OBJECTIVE -
Copy out each line that mentions the word "Confirmed".
↓↓↓
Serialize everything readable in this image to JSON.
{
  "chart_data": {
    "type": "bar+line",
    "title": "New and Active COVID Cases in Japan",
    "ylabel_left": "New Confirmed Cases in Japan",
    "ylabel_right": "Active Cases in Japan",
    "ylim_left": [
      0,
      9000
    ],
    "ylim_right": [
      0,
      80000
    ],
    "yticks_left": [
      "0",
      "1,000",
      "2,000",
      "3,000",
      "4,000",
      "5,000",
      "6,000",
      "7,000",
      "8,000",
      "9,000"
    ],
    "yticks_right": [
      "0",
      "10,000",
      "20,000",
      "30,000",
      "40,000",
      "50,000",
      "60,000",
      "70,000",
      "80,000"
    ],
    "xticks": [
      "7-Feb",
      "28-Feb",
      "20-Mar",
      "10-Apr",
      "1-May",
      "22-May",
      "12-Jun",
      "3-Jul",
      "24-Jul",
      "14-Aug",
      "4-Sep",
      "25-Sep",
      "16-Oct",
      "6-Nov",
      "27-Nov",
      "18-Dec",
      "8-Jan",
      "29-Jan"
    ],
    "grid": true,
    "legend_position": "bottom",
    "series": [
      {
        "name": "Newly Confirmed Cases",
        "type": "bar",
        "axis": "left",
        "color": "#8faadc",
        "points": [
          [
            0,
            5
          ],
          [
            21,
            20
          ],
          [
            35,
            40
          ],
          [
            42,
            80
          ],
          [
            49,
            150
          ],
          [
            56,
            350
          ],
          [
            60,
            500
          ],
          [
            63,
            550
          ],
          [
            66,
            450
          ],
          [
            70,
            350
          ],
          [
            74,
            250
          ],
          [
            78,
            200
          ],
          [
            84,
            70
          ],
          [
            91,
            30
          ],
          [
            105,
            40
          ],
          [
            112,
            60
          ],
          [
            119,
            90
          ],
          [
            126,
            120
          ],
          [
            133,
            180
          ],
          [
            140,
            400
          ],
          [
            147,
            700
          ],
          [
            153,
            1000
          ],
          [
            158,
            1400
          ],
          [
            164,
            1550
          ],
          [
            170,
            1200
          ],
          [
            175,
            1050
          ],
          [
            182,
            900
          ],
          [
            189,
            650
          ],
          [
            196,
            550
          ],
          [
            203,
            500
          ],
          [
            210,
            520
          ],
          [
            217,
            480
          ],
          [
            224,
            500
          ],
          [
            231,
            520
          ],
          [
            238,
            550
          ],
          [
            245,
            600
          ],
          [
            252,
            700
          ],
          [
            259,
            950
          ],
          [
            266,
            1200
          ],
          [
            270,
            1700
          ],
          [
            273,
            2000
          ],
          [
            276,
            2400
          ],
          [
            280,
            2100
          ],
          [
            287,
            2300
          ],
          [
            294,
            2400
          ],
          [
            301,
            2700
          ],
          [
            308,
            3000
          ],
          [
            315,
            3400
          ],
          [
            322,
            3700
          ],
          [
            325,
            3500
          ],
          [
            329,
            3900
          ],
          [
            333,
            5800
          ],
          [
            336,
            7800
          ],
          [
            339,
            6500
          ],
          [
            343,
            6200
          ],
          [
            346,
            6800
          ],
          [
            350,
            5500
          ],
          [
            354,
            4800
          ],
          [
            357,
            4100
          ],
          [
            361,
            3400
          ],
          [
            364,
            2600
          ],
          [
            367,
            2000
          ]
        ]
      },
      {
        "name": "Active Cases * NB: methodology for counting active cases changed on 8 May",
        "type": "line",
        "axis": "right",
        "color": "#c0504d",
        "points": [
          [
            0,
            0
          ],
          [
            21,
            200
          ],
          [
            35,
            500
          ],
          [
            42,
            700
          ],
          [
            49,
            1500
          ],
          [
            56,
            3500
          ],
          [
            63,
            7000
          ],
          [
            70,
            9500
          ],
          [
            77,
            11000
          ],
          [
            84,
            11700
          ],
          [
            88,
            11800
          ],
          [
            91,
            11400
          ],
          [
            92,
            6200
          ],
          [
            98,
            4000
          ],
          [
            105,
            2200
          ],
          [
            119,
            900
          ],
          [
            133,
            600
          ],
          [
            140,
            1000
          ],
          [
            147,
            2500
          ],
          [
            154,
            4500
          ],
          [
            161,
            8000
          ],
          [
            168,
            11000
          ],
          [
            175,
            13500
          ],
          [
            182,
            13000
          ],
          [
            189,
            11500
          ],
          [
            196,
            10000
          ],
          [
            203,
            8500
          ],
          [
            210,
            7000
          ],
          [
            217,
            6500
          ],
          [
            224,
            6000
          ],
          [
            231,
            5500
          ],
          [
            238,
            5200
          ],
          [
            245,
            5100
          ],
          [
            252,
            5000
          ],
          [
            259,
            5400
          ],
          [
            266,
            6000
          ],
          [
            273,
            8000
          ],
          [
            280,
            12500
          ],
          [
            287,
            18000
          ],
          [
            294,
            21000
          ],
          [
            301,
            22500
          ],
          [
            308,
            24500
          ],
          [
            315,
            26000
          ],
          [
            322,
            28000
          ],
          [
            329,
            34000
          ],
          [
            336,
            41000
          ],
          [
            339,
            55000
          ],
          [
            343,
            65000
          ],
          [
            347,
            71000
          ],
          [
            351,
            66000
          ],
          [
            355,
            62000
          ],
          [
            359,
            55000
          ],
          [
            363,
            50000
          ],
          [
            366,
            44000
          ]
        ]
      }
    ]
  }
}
↑↑↑
WRITTEN RESPONSE -
    "ylabel_left": "New Confirmed Cases in Japan",
        "name": "Newly Confirmed Cases",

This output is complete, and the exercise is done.